Count every line that has the word "name". Give the number, without anything more.

********************

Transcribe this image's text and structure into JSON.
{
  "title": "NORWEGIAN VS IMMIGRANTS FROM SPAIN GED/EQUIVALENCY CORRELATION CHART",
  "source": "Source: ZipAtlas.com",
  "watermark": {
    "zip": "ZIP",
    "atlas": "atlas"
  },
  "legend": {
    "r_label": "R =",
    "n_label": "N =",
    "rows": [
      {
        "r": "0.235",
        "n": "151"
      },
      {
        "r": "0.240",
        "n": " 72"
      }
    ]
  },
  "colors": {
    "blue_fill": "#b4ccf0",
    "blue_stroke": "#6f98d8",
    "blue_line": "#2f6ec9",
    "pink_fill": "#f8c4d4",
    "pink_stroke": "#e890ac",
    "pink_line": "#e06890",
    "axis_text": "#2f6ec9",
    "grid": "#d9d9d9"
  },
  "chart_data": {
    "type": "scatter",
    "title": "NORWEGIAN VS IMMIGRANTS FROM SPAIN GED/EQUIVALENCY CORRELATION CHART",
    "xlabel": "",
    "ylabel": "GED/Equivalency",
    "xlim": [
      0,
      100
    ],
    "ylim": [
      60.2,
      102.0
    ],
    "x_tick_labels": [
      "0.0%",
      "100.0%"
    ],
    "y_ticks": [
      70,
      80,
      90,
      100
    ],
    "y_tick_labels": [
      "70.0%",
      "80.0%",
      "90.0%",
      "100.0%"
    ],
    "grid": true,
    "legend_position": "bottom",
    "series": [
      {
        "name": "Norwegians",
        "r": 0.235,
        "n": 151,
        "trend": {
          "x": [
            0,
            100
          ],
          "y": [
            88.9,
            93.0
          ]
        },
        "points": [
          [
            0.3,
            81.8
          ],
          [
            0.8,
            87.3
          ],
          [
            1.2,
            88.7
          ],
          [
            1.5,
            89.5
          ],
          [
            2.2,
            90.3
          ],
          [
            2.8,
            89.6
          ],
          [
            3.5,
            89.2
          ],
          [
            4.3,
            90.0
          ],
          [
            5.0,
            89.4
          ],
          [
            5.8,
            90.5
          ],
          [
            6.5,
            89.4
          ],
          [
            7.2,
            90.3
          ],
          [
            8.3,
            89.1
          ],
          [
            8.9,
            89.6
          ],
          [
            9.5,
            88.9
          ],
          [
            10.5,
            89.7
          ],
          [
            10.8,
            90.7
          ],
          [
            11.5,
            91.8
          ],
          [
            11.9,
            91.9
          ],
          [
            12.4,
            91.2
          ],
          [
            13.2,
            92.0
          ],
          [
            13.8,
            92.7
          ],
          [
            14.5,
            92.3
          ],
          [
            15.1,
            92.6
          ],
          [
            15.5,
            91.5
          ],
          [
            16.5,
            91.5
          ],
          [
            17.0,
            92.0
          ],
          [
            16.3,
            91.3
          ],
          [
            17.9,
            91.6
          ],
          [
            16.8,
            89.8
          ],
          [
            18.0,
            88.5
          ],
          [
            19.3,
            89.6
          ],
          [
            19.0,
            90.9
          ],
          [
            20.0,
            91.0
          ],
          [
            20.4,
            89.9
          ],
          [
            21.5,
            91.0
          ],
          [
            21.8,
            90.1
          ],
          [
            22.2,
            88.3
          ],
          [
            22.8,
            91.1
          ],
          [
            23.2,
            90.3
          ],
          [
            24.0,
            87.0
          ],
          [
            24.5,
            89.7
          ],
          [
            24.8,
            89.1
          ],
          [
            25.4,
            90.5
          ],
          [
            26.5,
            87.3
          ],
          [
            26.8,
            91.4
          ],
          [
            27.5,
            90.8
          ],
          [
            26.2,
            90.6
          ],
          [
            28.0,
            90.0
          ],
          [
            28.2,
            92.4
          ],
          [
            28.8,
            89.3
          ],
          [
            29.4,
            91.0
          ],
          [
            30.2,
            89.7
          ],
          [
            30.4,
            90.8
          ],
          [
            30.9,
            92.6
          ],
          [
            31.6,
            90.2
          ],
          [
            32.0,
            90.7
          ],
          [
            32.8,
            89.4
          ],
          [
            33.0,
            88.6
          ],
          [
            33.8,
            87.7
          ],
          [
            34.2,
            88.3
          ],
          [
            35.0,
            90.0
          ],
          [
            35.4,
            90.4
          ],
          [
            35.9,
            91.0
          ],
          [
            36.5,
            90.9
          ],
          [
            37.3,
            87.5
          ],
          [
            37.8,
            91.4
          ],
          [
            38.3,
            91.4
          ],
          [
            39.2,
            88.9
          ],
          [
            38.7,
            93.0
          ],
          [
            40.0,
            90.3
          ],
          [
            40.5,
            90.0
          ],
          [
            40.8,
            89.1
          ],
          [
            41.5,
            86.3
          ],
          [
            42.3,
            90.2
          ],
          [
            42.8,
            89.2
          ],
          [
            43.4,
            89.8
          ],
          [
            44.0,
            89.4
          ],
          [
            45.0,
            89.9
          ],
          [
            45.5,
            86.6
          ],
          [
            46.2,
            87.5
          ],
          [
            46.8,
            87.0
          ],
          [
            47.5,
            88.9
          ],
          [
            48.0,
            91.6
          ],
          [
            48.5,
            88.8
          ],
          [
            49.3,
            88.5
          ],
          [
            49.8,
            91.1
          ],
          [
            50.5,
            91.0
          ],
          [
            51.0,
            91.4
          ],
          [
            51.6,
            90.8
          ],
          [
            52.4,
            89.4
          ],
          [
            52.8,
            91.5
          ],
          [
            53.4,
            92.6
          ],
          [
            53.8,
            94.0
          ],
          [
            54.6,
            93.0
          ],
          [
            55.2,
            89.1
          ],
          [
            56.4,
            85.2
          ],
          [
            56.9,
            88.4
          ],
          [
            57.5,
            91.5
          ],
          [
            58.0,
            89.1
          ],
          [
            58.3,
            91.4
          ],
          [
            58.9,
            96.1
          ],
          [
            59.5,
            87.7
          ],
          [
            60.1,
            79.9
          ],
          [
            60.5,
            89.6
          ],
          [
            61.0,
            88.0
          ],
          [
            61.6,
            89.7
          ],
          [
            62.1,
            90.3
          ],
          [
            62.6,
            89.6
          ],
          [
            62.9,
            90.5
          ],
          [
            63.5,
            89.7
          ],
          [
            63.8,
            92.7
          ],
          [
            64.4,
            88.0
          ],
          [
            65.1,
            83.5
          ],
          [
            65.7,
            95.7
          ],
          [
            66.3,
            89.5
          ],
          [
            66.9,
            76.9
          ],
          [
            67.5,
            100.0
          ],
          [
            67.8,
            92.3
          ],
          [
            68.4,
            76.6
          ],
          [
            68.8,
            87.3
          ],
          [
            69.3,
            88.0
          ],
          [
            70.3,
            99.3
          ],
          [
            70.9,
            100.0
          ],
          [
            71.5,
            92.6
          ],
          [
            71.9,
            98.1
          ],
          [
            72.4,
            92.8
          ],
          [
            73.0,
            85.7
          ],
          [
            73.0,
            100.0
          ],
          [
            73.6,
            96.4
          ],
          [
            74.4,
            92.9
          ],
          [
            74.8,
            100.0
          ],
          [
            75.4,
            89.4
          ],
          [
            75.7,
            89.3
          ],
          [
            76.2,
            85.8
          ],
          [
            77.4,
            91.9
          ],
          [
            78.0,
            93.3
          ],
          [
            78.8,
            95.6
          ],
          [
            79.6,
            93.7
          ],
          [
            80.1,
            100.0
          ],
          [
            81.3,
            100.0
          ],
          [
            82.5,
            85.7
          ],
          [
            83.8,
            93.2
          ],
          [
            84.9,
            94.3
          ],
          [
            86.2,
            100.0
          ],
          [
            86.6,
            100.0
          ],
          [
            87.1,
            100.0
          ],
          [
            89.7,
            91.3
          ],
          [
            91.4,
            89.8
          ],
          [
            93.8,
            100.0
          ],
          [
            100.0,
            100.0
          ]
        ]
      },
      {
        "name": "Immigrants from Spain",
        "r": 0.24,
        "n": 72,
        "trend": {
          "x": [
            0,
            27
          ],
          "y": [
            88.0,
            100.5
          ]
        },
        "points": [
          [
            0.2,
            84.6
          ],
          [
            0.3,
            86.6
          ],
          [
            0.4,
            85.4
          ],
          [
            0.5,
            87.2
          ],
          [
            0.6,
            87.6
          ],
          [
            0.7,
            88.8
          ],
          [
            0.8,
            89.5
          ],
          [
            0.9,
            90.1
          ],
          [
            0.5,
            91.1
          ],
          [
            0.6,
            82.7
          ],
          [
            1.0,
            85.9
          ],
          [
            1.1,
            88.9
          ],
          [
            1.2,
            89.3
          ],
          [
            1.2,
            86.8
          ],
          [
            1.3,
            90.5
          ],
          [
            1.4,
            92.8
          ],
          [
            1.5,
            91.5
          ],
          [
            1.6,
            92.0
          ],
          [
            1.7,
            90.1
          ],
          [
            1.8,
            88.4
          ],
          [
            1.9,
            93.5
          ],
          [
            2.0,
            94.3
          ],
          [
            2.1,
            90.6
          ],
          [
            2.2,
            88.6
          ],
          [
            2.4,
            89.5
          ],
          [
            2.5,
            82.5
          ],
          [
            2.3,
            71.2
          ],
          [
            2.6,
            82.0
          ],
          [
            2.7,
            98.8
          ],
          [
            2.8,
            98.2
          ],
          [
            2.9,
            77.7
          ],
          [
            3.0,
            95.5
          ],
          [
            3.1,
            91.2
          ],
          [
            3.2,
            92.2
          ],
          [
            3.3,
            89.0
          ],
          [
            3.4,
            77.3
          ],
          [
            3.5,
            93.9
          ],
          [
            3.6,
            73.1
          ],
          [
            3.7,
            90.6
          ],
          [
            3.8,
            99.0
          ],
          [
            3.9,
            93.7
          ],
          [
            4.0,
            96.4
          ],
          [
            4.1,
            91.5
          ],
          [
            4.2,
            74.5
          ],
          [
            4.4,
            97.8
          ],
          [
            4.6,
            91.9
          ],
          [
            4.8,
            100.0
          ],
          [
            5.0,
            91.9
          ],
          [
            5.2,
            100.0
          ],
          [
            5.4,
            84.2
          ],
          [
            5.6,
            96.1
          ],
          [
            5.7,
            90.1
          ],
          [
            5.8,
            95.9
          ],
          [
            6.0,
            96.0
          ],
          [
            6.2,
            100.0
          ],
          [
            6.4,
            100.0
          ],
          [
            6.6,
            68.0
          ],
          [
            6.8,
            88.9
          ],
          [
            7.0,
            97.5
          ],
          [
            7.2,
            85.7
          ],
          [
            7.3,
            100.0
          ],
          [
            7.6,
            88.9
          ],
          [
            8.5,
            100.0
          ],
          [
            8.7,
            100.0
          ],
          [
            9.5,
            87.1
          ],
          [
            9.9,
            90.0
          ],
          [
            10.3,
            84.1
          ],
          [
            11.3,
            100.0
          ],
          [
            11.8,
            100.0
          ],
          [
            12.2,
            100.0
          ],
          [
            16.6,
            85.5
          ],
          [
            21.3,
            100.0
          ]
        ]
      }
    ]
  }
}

********************

▶ [Correct answer] 2